EXERCISE BRIEF: Give back each entry unchanged, minus pictures.

╭─ DATASET ROWS

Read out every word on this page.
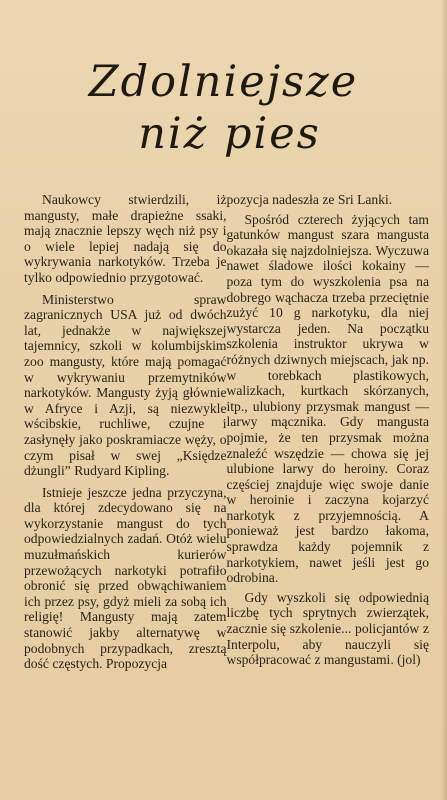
Zdolniejsze
niż pies

Naukowcy stwierdzili, iż mangusty, małe drapieżne ssaki, mają znacznie lepszy węch niż psy i o wiele lepiej nadają się do wykrywania narkotyków. Trzeba je tylko odpowiednio przygotować.

Ministerstwo spraw zagranicznych USA już od dwóch lat, jednakże w największej tajemnicy, szkoli w kolumbijskim zoo mangusty, które mają pomagać w wykrywaniu przemytników narkotyków. Mangusty żyją głównie w Afryce i Azji, są niezwykle wścibskie, ruchliwe, czujne i zasłynęły jako poskramiacze węży, o czym pisał w swej „Księdze dżungli” Rudyard Kipling.

Istnieje jeszcze jedna przyczyna, dla której zdecydowano się na wykorzystanie mangust do tych odpowiedzialnych zadań. Otóż wielu muzułmańskich kurierów przewożących narkotyki potrafiło obronić się przed obwąchiwaniem ich przez psy, gdyż mieli za sobą ich religię! Mangusty mają zatem stanowić jakby alternatywę w podobnych przypadkach, zresztą dość częstych. Propozycja

pozycja nadeszła ze Sri Lanki.

Spośród czterech żyjących tam gatunków mangust szara mangusta okazała się najzdolniejsza. Wyczuwa nawet śladowe ilości kokainy — poza tym do wyszkolenia psa na dobrego wąchacza trzeba przeciętnie zużyć 10 g narkotyku, dla niej wystarcza jeden. Na początku szkolenia instruktor ukrywa w różnych dziwnych miejscach, jak np. w torebkach plastikowych, walizkach, kurtkach skórzanych, itp., ulubiony przysmak mangust — larwy mącznika. Gdy mangusta pojmie, że ten przysmak można znaleźć wszędzie — chowa się jej ulubione larwy do heroiny. Coraz częściej znajduje więc swoje danie w heroinie i zaczyna kojarzyć narkotyk z przyjemnością. A ponieważ jest bardzo łakoma, sprawdza każdy pojemnik z narkotykiem, nawet jeśli jest go odrobina.

Gdy wyszkoli się odpowiednią liczbę tych sprytnych zwierzątek, zacznie się szkolenie... policjantów z Interpolu, aby nauczyli się współpracować z mangustami. (jol)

╰─

WRITTEN ANSWER:
Read out every word on this page.
Zdolniejsze
niż pies

Naukowcy stwierdzili, iż mangusty, małe drapieżne ssaki, mają znacznie lepszy węch niż psy i o wiele lepiej nadają się do wykrywania narkotyków. Trzeba je tylko odpowiednio przygotować.

Ministerstwo spraw zagranicznych USA już od dwóch lat, jednakże w największej tajemnicy, szkoli w kolumbijskim zoo mangusty, które mają pomagać w wykrywaniu przemytników narkotyków. Mangusty żyją głównie w Afryce i Azji, są niezwykle wścibskie, ruchliwe, czujne i zasłynęły jako poskramiacze węży, o czym pisał w swej „Księdze dżungli” Rudyard Kipling.

Istnieje jeszcze jedna przyczyna, dla której zdecydowano się na wykorzystanie mangust do tych odpowiedzialnych zadań. Otóż wielu muzułmańskich kurierów przewożących narkotyki potrafiło obronić się przed obwąchiwaniem ich przez psy, gdyż mieli za sobą ich religię! Mangusty mają zatem stanowić jakby alternatywę w podobnych przypadkach, zresztą dość częstych. Propozycja

pozycja nadeszła ze Sri Lanki.

Spośród czterech żyjących tam gatunków mangust szara mangusta okazała się najzdolniejsza. Wyczuwa nawet śladowe ilości kokainy — poza tym do wyszkolenia psa na dobrego wąchacza trzeba przeciętnie zużyć 10 g narkotyku, dla niej wystarcza jeden. Na początku szkolenia instruktor ukrywa w różnych dziwnych miejscach, jak np. w torebkach plastikowych, walizkach, kurtkach skórzanych, itp., ulubiony przysmak mangust — larwy mącznika. Gdy mangusta pojmie, że ten przysmak można znaleźć wszędzie — chowa się jej ulubione larwy do heroiny. Coraz częściej znajduje więc swoje danie w heroinie i zaczyna kojarzyć narkotyk z przyjemnością. A ponieważ jest bardzo łakoma, sprawdza każdy pojemnik z narkotykiem, nawet jeśli jest go odrobina.

Gdy wyszkoli się odpowiednią liczbę tych sprytnych zwierzątek, zacznie się szkolenie... policjantów z Interpolu, aby nauczyli się współpracować z mangustami. (jol)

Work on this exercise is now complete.